**The task**
What lines of the data hold the string "Istituto"? Pull each one out.

_ _ _

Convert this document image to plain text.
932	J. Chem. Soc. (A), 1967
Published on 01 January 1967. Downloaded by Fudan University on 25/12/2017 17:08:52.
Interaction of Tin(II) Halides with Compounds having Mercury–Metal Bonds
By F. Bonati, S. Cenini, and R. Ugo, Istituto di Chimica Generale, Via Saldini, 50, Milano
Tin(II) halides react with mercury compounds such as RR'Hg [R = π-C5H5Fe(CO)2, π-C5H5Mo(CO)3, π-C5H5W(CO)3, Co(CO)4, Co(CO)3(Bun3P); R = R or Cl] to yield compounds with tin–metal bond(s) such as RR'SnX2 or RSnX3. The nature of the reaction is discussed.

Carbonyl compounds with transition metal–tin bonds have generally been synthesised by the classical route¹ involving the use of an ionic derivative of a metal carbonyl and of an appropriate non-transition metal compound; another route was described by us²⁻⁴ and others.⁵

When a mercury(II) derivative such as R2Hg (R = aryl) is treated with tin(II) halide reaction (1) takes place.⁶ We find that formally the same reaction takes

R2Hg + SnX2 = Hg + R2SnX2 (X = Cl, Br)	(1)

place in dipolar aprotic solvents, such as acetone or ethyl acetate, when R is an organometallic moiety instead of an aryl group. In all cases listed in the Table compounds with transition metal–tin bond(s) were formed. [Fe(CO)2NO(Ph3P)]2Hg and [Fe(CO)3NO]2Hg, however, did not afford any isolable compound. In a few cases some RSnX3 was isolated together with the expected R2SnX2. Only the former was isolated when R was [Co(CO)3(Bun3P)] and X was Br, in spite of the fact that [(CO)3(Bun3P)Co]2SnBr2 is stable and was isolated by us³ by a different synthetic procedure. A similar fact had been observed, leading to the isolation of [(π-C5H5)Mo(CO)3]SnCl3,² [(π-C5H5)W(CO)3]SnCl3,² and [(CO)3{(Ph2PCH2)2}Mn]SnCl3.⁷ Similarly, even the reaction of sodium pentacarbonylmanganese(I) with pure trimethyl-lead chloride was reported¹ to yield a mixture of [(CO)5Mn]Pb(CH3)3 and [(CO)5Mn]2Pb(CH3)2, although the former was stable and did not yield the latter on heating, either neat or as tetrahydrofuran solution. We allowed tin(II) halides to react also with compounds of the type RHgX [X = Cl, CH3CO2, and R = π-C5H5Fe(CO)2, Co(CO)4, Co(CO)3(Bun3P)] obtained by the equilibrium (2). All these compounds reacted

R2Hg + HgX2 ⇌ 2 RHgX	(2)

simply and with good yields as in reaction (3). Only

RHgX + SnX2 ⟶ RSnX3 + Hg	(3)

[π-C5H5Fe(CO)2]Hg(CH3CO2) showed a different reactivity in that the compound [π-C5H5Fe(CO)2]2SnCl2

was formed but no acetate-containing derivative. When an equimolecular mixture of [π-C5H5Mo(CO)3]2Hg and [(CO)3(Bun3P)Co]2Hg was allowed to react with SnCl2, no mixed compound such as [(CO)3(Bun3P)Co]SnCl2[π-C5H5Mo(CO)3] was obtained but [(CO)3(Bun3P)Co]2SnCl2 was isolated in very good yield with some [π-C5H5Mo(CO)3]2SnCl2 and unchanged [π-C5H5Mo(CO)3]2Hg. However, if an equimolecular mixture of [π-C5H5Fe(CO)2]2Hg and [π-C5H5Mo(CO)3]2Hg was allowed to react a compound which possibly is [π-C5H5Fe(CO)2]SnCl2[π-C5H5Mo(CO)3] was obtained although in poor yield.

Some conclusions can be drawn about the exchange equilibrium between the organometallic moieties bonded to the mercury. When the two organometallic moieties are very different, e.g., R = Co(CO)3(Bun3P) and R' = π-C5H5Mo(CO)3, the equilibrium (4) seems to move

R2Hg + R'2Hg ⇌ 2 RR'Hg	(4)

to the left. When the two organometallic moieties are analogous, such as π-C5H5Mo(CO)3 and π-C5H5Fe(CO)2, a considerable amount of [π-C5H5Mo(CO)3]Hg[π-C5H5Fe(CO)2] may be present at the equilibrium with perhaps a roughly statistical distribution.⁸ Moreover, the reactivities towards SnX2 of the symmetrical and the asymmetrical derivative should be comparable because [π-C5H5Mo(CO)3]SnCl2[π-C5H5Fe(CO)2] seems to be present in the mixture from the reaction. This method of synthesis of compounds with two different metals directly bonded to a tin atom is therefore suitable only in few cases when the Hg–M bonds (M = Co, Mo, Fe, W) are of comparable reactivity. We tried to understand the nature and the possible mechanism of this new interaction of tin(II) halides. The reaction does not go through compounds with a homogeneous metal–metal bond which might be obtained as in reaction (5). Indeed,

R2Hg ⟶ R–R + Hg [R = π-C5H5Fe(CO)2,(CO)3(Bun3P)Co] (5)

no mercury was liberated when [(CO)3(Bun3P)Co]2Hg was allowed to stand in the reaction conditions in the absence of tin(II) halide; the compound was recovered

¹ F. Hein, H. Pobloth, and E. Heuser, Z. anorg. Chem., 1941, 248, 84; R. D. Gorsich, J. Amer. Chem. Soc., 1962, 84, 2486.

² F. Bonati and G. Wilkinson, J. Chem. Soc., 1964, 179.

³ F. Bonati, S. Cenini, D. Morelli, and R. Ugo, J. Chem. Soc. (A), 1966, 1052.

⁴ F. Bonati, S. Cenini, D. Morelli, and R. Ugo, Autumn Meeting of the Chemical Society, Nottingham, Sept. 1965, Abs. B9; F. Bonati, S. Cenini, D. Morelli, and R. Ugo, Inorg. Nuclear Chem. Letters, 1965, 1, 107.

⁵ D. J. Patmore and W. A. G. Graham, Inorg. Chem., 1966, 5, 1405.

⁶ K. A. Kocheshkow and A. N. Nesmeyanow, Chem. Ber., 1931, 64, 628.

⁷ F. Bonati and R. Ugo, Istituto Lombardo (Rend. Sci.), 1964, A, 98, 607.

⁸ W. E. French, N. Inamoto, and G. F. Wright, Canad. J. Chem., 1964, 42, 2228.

_ _ _

**Written answer**
By F. Bonati, S. Cenini, and R. Ugo, Istituto di Chimica Generale, Via Saldini, 50, Milano
⁷ F. Bonati and R. Ugo, Istituto Lombardo (Rend. Sci.), 1964, A, 98, 607.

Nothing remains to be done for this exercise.